* _EXERCISE BRIEF_:
Tally every line of the listing below that holds "this", then give the tally alone.

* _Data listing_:
__________
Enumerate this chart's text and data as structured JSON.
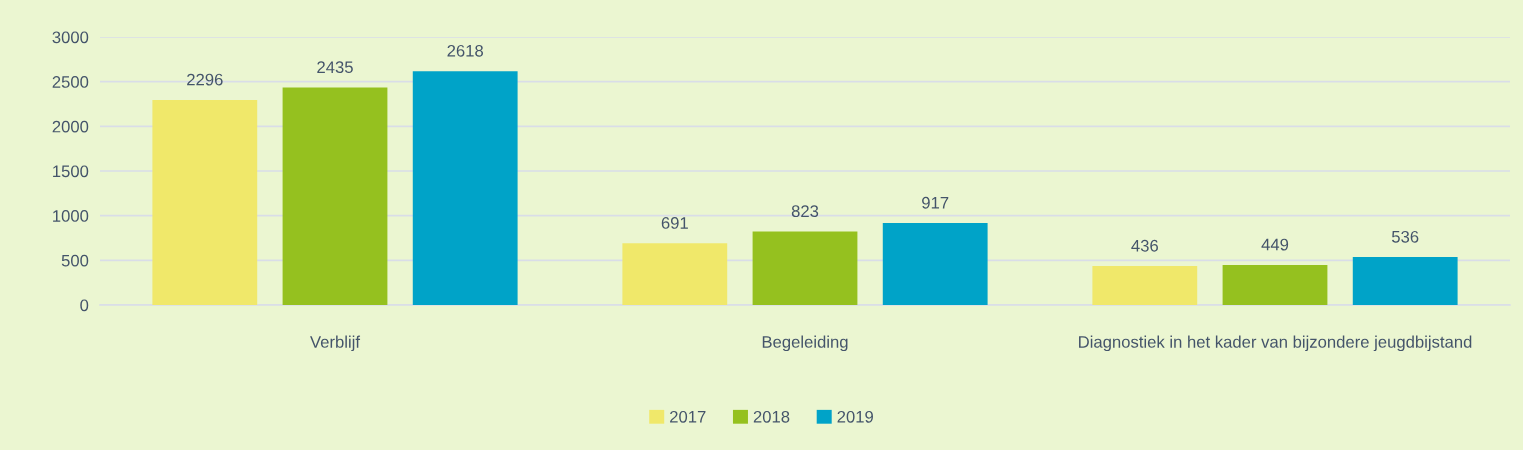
{
  "chart_data": {
    "type": "bar",
    "categories": [
      "Verblijf",
      "Begeleiding",
      "Diagnostiek in het kader van bijzondere jeugdbijstand"
    ],
    "series": [
      {
        "name": "2017",
        "color": "#f0e86a",
        "values": [
          2296,
          691,
          436
        ]
      },
      {
        "name": "2018",
        "color": "#95c11f",
        "values": [
          2435,
          823,
          449
        ]
      },
      {
        "name": "2019",
        "color": "#00a3c8",
        "values": [
          2618,
          917,
          536
        ]
      }
    ],
    "ylim": [
      0,
      3000
    ],
    "yticks": [
      0,
      500,
      1000,
      1500,
      2000,
      2500,
      3000
    ],
    "grid": "y",
    "legend": "bottom",
    "data_labels": true
  }
}
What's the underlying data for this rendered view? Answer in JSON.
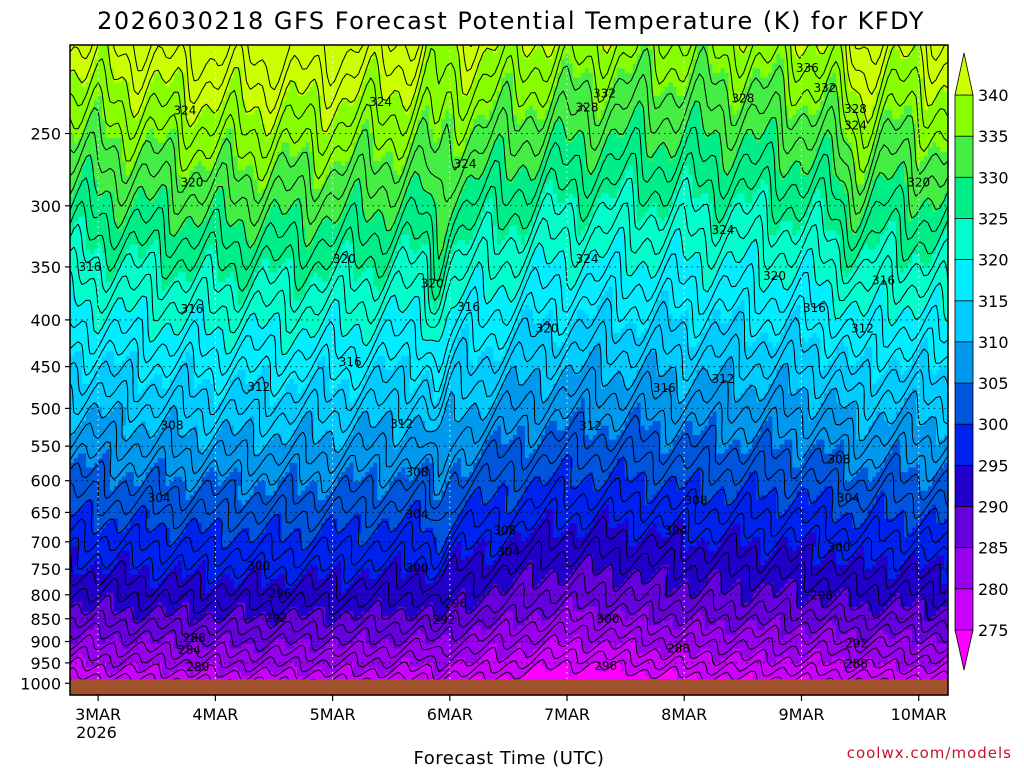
{
  "chart_data": {
    "type": "heatmap",
    "title": "2026030218 GFS Forecast Potential Temperature (K) for KFDY",
    "xlabel": "Forecast Time (UTC)",
    "ylabel": "",
    "credit": "coolwx.com/models",
    "x_ticks": [
      {
        "label": "3MAR",
        "sub": "2026",
        "day": 0
      },
      {
        "label": "4MAR",
        "day": 1
      },
      {
        "label": "5MAR",
        "day": 2
      },
      {
        "label": "6MAR",
        "day": 3
      },
      {
        "label": "7MAR",
        "day": 4
      },
      {
        "label": "8MAR",
        "day": 5
      },
      {
        "label": "9MAR",
        "day": 6
      },
      {
        "label": "10MAR",
        "day": 7
      }
    ],
    "xlim": [
      -0.24,
      7.25
    ],
    "y_scale": "log",
    "ylim": [
      1030,
      200
    ],
    "y_ticks": [
      250,
      300,
      350,
      400,
      450,
      500,
      550,
      600,
      650,
      700,
      750,
      800,
      850,
      900,
      950,
      1000
    ],
    "colorbar": {
      "levels": [
        275,
        280,
        285,
        290,
        295,
        300,
        305,
        310,
        315,
        320,
        325,
        330,
        335,
        340
      ],
      "colors": [
        "#ff00ff",
        "#cc00ff",
        "#9900ee",
        "#6600dd",
        "#2200cc",
        "#0022ee",
        "#0055dd",
        "#0099ee",
        "#00ccff",
        "#00eeff",
        "#00ffcc",
        "#00ee88",
        "#44ee44",
        "#88ff00",
        "#ccff00"
      ]
    },
    "contour_interval": 2,
    "contour_labels": [
      {
        "v": 336,
        "t": 6.05,
        "p": 212
      },
      {
        "v": 332,
        "t": 6.2,
        "p": 223
      },
      {
        "v": 332,
        "t": 4.32,
        "p": 226
      },
      {
        "v": 328,
        "t": 4.17,
        "p": 234
      },
      {
        "v": 328,
        "t": 5.5,
        "p": 229
      },
      {
        "v": 328,
        "t": 6.46,
        "p": 235
      },
      {
        "v": 324,
        "t": 0.74,
        "p": 236
      },
      {
        "v": 324,
        "t": 2.41,
        "p": 231
      },
      {
        "v": 324,
        "t": 6.46,
        "p": 245
      },
      {
        "v": 324,
        "t": 3.13,
        "p": 270
      },
      {
        "v": 324,
        "t": 4.17,
        "p": 343
      },
      {
        "v": 324,
        "t": 5.33,
        "p": 319
      },
      {
        "v": 320,
        "t": 0.8,
        "p": 283
      },
      {
        "v": 320,
        "t": 2.1,
        "p": 343
      },
      {
        "v": 320,
        "t": 2.85,
        "p": 365
      },
      {
        "v": 320,
        "t": 7.0,
        "p": 283
      },
      {
        "v": 320,
        "t": 5.77,
        "p": 358
      },
      {
        "v": 320,
        "t": 3.83,
        "p": 409
      },
      {
        "v": 316,
        "t": -0.07,
        "p": 350
      },
      {
        "v": 316,
        "t": 0.8,
        "p": 389
      },
      {
        "v": 316,
        "t": 3.16,
        "p": 387
      },
      {
        "v": 316,
        "t": 6.7,
        "p": 362
      },
      {
        "v": 316,
        "t": 6.11,
        "p": 388
      },
      {
        "v": 316,
        "t": 2.15,
        "p": 445
      },
      {
        "v": 316,
        "t": 4.83,
        "p": 475
      },
      {
        "v": 312,
        "t": 6.52,
        "p": 409
      },
      {
        "v": 312,
        "t": 1.37,
        "p": 474
      },
      {
        "v": 312,
        "t": 5.33,
        "p": 464
      },
      {
        "v": 312,
        "t": 2.59,
        "p": 520
      },
      {
        "v": 312,
        "t": 4.2,
        "p": 523
      },
      {
        "v": 308,
        "t": 0.63,
        "p": 522
      },
      {
        "v": 308,
        "t": 2.72,
        "p": 588
      },
      {
        "v": 308,
        "t": 6.32,
        "p": 569
      },
      {
        "v": 308,
        "t": 3.47,
        "p": 680
      },
      {
        "v": 308,
        "t": 5.1,
        "p": 631
      },
      {
        "v": 304,
        "t": 0.52,
        "p": 627
      },
      {
        "v": 304,
        "t": 2.72,
        "p": 653
      },
      {
        "v": 304,
        "t": 6.4,
        "p": 627
      },
      {
        "v": 304,
        "t": 3.5,
        "p": 718
      },
      {
        "v": 304,
        "t": 4.93,
        "p": 680
      },
      {
        "v": 300,
        "t": 1.37,
        "p": 744
      },
      {
        "v": 300,
        "t": 2.72,
        "p": 748
      },
      {
        "v": 300,
        "t": 6.32,
        "p": 710
      },
      {
        "v": 300,
        "t": 4.35,
        "p": 850
      },
      {
        "v": 296,
        "t": 1.55,
        "p": 797
      },
      {
        "v": 296,
        "t": 3.05,
        "p": 818
      },
      {
        "v": 296,
        "t": 6.17,
        "p": 801
      },
      {
        "v": 296,
        "t": 4.33,
        "p": 957
      },
      {
        "v": 292,
        "t": 1.52,
        "p": 848
      },
      {
        "v": 292,
        "t": 2.95,
        "p": 853
      },
      {
        "v": 292,
        "t": 6.47,
        "p": 905
      },
      {
        "v": 288,
        "t": 0.82,
        "p": 892
      },
      {
        "v": 288,
        "t": 4.95,
        "p": 916
      },
      {
        "v": 288,
        "t": 6.47,
        "p": 953
      },
      {
        "v": 284,
        "t": 0.78,
        "p": 920
      },
      {
        "v": 280,
        "t": 0.85,
        "p": 960
      }
    ]
  }
}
__________
* _EXERCISE RESULT_:
2